Text section ->
A tailored career

After trying many jobs on for size, Madison tailor finds the one that suits him best is making others shine.

From the pages of In Business magazine.

Monetti Tailoring on University Avenue is a place where four electric sewing machines replace office desks as workers rip seams, hem slacks, and replace zippers. Proprietor Mario Gahona, 40, took the business over in 2014 from its founder and namesake, Luigi “Gino” Monetti. “We laughed when we first met,” recalls Gahona. “I was Mario, he was Luigi, just like the video game (Mario Bros.),” he smiles. “I love Gino like a brother or uncle.”

Monetti Tailoring has been in business for over 20 years, altering everything from bridal wear to uniforms. On a back rack, garments and draperies hang as a reminder of work needing to be done. There’s an ROTC jacket, several wedding gowns, a faux-fur coat, a University Police uniform, leather jackets, and men’s and women’s suits.

Each has already been pinned to ensure that items are perfectly sized.

Stormy beginnings

In 2002, when Gahona first arrived in the U.S. with tailoring experience, his “dream job” was to work as a server for a Perkins Restaurant and learn English. He laughs about that now.

Gahona shortens the length of a man’s suit jacket from the top, marking the shoulder with chalk, opening and adjusting the seam, and then cutting a piece of fabric from under the collar to raise the coat length.

He did work for Perkins before being hired as a tailor at Marshall Field’s (which was later acquired by Macy’s) in Minneapolis. After agreeing to help out a friend in the roofing business during his off-hours, Gahona soon realized that roofing paid better than tailoring. “I made a lot more money roofing a few hours a week than at Marshall Field’s,” he notes.

Supplied information ->
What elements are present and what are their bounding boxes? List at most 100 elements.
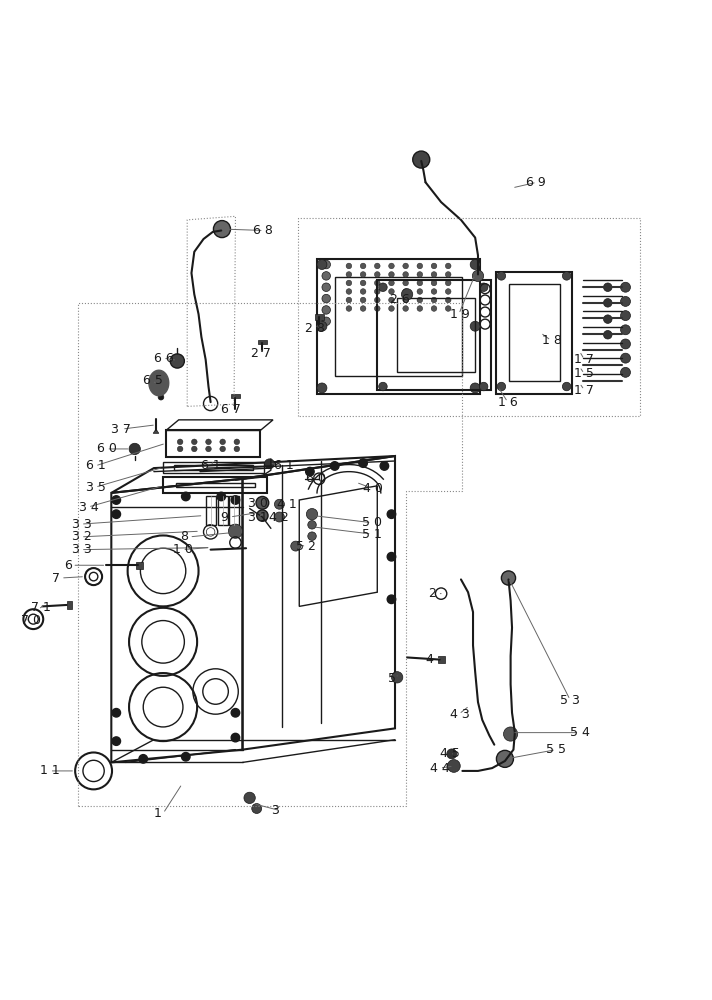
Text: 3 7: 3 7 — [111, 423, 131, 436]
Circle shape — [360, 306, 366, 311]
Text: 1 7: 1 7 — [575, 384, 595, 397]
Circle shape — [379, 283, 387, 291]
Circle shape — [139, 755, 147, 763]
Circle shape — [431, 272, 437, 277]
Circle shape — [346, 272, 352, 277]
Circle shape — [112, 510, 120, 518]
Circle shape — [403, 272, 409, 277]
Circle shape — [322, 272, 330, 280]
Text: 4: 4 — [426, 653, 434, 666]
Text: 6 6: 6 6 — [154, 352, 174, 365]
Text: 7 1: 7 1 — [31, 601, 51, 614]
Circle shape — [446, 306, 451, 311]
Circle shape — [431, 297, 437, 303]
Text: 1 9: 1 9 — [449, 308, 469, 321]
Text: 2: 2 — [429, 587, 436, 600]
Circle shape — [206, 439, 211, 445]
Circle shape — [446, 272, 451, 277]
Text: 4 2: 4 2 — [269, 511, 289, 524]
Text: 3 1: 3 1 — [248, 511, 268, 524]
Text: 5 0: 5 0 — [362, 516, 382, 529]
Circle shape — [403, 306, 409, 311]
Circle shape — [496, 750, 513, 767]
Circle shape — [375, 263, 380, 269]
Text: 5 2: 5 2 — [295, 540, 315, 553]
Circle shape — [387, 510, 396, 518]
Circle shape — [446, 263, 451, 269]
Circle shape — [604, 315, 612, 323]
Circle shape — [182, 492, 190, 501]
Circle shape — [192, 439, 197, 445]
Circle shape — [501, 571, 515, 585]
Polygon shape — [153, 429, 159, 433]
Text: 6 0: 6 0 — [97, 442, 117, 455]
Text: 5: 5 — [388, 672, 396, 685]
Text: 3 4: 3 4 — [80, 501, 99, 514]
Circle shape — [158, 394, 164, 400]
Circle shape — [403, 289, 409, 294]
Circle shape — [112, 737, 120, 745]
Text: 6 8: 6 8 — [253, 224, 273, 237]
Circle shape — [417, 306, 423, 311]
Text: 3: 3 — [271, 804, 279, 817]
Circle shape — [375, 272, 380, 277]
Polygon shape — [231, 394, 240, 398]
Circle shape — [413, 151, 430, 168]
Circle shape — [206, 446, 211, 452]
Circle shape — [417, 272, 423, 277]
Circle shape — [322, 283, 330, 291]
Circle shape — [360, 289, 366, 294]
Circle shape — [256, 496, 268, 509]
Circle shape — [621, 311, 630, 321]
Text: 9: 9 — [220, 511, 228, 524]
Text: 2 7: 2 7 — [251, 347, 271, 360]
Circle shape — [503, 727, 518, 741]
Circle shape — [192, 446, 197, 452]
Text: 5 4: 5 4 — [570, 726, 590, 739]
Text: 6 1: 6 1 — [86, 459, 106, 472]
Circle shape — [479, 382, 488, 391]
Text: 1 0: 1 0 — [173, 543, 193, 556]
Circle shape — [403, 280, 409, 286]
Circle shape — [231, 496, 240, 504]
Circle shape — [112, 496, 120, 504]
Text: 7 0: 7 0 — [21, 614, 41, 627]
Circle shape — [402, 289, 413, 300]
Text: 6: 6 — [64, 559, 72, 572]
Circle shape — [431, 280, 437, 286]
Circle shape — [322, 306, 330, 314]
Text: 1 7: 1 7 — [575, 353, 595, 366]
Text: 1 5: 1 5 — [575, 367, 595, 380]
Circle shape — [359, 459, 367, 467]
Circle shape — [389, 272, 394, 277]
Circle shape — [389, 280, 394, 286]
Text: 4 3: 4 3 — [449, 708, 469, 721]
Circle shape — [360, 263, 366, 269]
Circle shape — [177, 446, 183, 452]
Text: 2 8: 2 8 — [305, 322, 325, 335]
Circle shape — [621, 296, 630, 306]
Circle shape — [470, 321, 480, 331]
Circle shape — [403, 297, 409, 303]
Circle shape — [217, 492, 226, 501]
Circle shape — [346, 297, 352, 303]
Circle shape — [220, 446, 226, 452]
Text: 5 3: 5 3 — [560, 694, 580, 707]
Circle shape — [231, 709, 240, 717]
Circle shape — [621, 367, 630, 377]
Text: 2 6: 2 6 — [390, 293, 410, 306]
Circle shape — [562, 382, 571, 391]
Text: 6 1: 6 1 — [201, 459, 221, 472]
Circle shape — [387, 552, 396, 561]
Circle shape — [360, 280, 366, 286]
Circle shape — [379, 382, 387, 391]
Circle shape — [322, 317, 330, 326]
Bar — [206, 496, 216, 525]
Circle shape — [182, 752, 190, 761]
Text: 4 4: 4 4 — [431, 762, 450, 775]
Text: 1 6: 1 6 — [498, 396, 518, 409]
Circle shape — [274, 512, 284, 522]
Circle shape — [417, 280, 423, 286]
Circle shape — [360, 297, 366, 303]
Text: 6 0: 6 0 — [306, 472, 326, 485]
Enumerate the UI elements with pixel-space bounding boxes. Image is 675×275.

---

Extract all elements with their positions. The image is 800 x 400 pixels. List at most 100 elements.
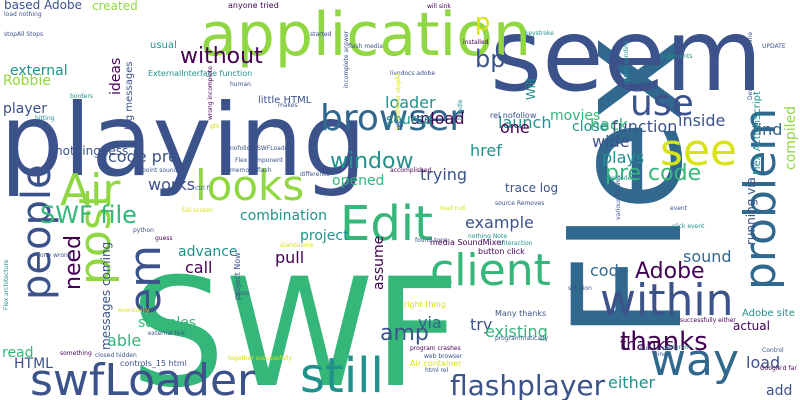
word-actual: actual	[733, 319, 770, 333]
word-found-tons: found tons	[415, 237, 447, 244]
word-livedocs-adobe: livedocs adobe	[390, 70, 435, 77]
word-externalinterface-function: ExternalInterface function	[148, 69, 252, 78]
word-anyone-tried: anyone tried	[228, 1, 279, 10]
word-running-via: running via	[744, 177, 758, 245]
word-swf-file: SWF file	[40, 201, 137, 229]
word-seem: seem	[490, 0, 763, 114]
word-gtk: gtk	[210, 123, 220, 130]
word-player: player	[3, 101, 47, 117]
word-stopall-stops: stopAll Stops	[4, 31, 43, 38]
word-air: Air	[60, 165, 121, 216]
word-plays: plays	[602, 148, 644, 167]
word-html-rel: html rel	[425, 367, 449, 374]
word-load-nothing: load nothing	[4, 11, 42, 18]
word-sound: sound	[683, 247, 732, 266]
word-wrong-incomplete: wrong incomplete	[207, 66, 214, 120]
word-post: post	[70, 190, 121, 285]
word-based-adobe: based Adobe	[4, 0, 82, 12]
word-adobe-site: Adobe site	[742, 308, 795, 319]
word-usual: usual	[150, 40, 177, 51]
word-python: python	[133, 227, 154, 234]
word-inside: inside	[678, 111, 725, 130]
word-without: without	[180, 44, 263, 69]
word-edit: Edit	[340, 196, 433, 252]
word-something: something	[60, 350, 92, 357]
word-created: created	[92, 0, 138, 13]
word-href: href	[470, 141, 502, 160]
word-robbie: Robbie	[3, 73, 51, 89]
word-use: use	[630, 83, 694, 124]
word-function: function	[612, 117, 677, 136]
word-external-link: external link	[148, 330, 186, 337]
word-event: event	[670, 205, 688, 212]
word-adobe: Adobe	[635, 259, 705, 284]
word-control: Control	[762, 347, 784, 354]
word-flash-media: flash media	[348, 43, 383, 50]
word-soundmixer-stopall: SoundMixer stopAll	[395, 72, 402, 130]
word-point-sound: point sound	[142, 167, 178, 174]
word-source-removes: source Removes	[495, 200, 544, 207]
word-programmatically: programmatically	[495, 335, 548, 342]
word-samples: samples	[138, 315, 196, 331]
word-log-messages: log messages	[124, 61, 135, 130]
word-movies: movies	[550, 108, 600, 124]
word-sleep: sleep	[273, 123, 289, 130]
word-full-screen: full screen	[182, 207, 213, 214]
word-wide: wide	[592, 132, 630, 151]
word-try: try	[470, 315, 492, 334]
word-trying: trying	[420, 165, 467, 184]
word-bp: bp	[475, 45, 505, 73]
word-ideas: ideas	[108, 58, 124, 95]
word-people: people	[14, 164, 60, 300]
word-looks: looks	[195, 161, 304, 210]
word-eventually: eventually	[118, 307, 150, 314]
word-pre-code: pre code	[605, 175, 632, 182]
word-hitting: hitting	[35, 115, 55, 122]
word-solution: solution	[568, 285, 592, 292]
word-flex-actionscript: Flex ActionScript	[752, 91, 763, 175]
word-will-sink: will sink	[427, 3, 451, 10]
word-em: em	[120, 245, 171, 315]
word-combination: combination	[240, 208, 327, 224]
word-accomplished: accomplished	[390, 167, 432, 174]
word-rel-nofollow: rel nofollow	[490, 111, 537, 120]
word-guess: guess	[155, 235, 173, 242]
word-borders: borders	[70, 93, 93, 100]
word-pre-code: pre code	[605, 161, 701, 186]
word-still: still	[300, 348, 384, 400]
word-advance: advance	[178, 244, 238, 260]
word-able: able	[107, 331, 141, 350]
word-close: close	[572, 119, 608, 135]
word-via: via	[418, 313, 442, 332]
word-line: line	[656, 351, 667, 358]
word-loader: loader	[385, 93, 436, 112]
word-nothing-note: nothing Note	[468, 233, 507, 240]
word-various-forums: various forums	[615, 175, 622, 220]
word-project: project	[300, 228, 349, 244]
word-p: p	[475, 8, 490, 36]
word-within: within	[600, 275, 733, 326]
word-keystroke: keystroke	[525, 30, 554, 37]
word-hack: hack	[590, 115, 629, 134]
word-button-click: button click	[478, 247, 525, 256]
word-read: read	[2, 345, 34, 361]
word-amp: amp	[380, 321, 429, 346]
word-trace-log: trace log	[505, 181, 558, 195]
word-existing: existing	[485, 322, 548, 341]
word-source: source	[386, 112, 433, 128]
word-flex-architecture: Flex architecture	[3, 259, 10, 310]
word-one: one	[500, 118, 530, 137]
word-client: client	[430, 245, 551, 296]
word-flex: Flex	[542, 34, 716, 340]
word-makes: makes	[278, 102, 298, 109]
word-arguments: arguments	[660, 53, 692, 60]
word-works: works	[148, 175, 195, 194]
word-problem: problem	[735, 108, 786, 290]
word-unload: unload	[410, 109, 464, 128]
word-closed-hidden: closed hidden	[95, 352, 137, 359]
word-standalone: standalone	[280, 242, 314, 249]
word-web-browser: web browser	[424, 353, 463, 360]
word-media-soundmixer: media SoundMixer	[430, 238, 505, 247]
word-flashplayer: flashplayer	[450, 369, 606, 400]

Prompt -> Copy out the entire article on Monetti Tailoring, word for word.

Exercise answer ->
A tailored career

After trying many jobs on for size, Madison tailor finds the one that suits him best is making others shine.

From the pages of In Business magazine.

Monetti Tailoring on University Avenue is a place where four electric sewing machines replace office desks as workers rip seams, hem slacks, and replace zippers. Proprietor Mario Gahona, 40, took the business over in 2014 from its founder and namesake, Luigi “Gino” Monetti. “We laughed when we first met,” recalls Gahona. “I was Mario, he was Luigi, just like the video game (Mario Bros.),” he smiles. “I love Gino like a brother or uncle.”

Monetti Tailoring has been in business for over 20 years, altering everything from bridal wear to uniforms. On a back rack, garments and draperies hang as a reminder of work needing to be done. There’s an ROTC jacket, several wedding gowns, a faux-fur coat, a University Police uniform, leather jackets, and men’s and women’s suits.

Each has already been pinned to ensure that items are perfectly sized.

Stormy beginnings

In 2002, when Gahona first arrived in the U.S. with tailoring experience, his “dream job” was to work as a server for a Perkins Restaurant and learn English. He laughs about that now.

Gahona shortens the length of a man’s suit jacket from the top, marking the shoulder with chalk, opening and adjusting the seam, and then cutting a piece of fabric from under the collar to raise the coat length.

He did work for Perkins before being hired as a tailor at Marshall Field’s (which was later acquired by Macy’s) in Minneapolis. After agreeing to help out a friend in the roofing business during his off-hours, Gahona soon realized that roofing paid better than tailoring. “I made a lot more money roofing a few hours a week than at Marshall Field’s,” he notes.